Exactly reproduce the lines beginning with the line that includes "Convert this document image to plain text." and ending with the last line of the data.

........

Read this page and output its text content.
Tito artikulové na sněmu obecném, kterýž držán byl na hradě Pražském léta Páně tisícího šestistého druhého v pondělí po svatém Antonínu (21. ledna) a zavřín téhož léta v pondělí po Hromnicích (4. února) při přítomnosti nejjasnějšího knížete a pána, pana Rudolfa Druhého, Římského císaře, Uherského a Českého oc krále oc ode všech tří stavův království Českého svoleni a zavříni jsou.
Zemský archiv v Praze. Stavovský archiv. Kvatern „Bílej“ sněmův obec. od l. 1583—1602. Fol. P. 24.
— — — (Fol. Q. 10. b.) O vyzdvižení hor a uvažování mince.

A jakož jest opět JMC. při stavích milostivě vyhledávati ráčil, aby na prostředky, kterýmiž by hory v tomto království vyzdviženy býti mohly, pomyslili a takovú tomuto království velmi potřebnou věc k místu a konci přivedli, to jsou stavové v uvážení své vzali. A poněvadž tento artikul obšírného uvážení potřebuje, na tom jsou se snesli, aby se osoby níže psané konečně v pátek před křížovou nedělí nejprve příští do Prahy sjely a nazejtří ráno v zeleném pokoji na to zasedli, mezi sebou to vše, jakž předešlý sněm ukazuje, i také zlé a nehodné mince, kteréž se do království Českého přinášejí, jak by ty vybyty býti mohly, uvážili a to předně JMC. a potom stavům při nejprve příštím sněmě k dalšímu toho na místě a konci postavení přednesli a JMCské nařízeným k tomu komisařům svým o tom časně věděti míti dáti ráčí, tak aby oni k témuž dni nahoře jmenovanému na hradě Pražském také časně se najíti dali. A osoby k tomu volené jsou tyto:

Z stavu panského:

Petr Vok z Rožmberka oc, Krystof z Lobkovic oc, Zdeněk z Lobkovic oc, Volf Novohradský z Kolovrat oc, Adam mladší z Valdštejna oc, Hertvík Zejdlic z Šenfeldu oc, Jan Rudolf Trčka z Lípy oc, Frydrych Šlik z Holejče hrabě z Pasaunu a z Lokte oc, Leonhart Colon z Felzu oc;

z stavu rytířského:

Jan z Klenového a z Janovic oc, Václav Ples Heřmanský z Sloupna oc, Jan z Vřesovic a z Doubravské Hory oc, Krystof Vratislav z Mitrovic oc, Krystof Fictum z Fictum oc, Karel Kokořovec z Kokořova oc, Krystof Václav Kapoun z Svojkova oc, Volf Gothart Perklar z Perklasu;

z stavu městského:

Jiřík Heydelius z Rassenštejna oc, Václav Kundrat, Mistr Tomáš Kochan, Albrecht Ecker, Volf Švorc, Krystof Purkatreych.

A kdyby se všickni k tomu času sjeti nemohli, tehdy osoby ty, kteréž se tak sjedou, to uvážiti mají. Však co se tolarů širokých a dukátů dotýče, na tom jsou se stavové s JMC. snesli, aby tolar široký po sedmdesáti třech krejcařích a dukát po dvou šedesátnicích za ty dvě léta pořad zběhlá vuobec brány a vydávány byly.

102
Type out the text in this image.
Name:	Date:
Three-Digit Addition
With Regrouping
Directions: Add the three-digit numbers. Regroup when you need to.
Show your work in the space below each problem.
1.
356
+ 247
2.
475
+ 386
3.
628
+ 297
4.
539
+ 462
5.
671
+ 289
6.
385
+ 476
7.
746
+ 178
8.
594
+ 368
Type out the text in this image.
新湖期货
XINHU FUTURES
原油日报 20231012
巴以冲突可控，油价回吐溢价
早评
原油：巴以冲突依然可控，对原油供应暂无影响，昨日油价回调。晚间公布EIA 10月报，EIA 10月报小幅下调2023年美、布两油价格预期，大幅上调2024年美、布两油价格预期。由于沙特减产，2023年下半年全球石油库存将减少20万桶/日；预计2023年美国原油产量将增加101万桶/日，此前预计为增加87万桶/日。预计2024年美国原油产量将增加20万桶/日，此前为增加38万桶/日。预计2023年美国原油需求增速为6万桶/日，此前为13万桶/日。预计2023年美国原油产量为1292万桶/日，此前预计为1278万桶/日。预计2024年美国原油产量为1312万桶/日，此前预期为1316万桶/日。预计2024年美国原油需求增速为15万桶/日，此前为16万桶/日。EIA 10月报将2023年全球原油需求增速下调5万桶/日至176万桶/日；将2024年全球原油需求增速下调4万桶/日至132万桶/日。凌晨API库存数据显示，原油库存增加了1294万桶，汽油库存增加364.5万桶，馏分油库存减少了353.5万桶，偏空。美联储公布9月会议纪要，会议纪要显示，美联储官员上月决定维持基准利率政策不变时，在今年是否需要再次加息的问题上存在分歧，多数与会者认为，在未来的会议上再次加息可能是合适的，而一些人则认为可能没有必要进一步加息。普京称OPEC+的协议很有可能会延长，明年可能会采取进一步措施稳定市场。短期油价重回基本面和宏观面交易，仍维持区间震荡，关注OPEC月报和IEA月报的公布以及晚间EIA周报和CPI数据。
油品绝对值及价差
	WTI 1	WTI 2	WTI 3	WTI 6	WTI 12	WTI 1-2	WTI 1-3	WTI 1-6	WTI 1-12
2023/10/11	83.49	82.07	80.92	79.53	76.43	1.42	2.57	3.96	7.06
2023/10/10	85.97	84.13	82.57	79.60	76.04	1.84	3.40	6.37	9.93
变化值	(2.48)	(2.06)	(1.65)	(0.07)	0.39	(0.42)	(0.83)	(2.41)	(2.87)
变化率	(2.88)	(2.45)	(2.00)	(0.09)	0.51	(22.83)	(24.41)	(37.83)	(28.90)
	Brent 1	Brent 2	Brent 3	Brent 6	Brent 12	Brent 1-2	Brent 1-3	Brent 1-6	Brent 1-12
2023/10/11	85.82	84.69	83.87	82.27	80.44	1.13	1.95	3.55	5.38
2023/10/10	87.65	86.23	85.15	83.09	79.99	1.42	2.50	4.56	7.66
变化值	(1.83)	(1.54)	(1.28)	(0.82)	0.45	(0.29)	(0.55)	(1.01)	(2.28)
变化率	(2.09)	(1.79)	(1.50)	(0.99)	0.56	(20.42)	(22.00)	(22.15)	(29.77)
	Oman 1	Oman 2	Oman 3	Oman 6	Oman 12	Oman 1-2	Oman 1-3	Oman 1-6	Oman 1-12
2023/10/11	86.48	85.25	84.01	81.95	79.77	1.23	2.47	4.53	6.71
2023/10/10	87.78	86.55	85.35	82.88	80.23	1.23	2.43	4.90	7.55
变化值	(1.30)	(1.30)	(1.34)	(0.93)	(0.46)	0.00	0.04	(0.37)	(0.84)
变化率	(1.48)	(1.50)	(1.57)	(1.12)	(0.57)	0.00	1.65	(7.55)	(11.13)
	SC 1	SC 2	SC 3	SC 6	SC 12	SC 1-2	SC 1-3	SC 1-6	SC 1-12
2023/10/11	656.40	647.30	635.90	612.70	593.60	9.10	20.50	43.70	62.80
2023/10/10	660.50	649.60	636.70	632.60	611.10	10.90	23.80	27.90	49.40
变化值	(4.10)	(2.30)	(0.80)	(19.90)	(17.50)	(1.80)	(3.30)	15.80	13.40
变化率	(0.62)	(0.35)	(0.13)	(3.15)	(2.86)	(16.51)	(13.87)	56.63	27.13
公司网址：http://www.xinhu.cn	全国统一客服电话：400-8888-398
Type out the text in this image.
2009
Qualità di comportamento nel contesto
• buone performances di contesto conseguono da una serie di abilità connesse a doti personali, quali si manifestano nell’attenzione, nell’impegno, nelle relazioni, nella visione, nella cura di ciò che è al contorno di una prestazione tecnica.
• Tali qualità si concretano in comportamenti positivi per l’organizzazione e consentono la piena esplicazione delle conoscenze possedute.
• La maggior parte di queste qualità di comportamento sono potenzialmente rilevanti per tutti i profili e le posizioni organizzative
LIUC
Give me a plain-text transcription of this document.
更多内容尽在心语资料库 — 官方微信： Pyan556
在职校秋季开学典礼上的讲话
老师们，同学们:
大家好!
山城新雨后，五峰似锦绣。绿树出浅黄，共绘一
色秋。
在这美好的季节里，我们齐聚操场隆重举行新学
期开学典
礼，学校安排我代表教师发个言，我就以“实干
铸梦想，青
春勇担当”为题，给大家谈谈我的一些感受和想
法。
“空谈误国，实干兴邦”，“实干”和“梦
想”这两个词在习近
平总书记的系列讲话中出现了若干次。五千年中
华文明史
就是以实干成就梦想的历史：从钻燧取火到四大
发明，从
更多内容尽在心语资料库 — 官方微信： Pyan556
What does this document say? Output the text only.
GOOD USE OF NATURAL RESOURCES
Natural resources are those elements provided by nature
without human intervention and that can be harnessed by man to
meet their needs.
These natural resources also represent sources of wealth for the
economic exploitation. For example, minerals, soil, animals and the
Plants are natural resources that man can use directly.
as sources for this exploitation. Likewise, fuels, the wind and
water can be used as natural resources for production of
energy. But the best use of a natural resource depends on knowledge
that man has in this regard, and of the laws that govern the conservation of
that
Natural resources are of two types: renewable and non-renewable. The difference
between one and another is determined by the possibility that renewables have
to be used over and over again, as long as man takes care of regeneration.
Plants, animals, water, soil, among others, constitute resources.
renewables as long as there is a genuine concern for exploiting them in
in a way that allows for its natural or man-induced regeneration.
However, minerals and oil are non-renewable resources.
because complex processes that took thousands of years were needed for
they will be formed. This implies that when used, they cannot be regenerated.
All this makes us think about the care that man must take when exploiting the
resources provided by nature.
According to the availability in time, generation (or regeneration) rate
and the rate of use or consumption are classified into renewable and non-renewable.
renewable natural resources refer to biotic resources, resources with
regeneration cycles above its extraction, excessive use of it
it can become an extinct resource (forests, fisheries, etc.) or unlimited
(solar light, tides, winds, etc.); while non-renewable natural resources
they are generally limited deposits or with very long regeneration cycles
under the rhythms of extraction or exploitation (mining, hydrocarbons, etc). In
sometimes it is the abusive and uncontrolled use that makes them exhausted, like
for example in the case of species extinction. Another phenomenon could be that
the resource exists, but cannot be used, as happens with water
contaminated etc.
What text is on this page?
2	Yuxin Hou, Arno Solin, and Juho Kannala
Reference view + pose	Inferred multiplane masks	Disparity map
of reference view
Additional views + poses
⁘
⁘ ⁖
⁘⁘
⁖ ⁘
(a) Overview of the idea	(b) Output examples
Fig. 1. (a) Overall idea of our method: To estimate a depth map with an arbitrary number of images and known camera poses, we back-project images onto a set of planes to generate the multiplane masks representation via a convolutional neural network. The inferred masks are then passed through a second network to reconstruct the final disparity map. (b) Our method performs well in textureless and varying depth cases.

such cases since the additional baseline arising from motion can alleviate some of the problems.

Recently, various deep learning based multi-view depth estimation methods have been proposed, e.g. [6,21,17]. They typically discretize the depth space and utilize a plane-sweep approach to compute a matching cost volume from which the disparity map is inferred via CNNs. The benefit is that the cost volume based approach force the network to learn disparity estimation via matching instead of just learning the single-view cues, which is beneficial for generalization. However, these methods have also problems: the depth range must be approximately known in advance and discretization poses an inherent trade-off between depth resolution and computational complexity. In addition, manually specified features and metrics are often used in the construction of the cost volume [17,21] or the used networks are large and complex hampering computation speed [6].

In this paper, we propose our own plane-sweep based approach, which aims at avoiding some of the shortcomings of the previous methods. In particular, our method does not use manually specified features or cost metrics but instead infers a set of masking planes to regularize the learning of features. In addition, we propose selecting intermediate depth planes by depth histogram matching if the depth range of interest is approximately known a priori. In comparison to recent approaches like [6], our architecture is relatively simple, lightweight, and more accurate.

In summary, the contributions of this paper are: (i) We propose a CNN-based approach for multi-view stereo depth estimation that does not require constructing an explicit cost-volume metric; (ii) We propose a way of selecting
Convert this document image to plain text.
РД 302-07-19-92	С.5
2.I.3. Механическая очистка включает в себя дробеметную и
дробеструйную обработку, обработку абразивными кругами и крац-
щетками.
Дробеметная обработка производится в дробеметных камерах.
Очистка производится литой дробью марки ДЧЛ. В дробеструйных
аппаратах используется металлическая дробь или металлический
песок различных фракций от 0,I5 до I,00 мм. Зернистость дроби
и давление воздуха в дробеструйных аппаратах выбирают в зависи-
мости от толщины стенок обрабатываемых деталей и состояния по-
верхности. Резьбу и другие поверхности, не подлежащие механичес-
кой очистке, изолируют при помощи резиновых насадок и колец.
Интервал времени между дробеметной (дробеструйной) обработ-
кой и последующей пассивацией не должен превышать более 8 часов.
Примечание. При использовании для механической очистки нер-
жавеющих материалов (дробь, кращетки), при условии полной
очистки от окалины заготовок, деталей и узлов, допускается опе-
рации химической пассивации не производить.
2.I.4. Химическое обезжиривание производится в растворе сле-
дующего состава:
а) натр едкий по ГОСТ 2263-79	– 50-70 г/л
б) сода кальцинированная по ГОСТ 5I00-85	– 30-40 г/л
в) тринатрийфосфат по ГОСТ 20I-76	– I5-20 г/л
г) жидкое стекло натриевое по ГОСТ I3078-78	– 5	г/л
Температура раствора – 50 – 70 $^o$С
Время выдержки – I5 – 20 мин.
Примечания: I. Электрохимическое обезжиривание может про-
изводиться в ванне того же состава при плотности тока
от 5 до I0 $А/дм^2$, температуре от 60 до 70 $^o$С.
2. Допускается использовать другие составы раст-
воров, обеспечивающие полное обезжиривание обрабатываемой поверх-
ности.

........

* **FINISHED TASK**
Convert this document image to plain text.
РД 302-07-19-92	С.5
2.I.3. Механическая очистка включает в себя дробеметную и
дробеструйную обработку, обработку абразивными кругами и крац-
щетками.
Дробеметная обработка производится в дробеметных камерах.
Очистка производится литой дробью марки ДЧЛ. В дробеструйных
аппаратах используется металлическая дробь или металлический
песок различных фракций от 0,I5 до I,00 мм. Зернистость дроби
и давление воздуха в дробеструйных аппаратах выбирают в зависи-
мости от толщины стенок обрабатываемых деталей и состояния по-
верхности. Резьбу и другие поверхности, не подлежащие механичес-
кой очистке, изолируют при помощи резиновых насадок и колец.
Интервал времени между дробеметной (дробеструйной) обработ-
кой и последующей пассивацией не должен превышать более 8 часов.
Примечание. При использовании для механической очистки нер-
жавеющих материалов (дробь, кращетки), при условии полной
очистки от окалины заготовок, деталей и узлов, допускается опе-
рации химической пассивации не производить.
2.I.4. Химическое обезжиривание производится в растворе сле-
дующего состава:
а) натр едкий по ГОСТ 2263-79	– 50-70 г/л
б) сода кальцинированная по ГОСТ 5I00-85	– 30-40 г/л
в) тринатрийфосфат по ГОСТ 20I-76	– I5-20 г/л
г) жидкое стекло натриевое по ГОСТ I3078-78	– 5	г/л
Температура раствора – 50 – 70 $^o$С
Время выдержки – I5 – 20 мин.
Примечания: I. Электрохимическое обезжиривание может про-
изводиться в ванне того же состава при плотности тока
от 5 до I0 $А/дм^2$, температуре от 60 до 70 $^o$С.
2. Допускается использовать другие составы раст-
воров, обеспечивающие полное обезжиривание обрабатываемой поверх-
ности.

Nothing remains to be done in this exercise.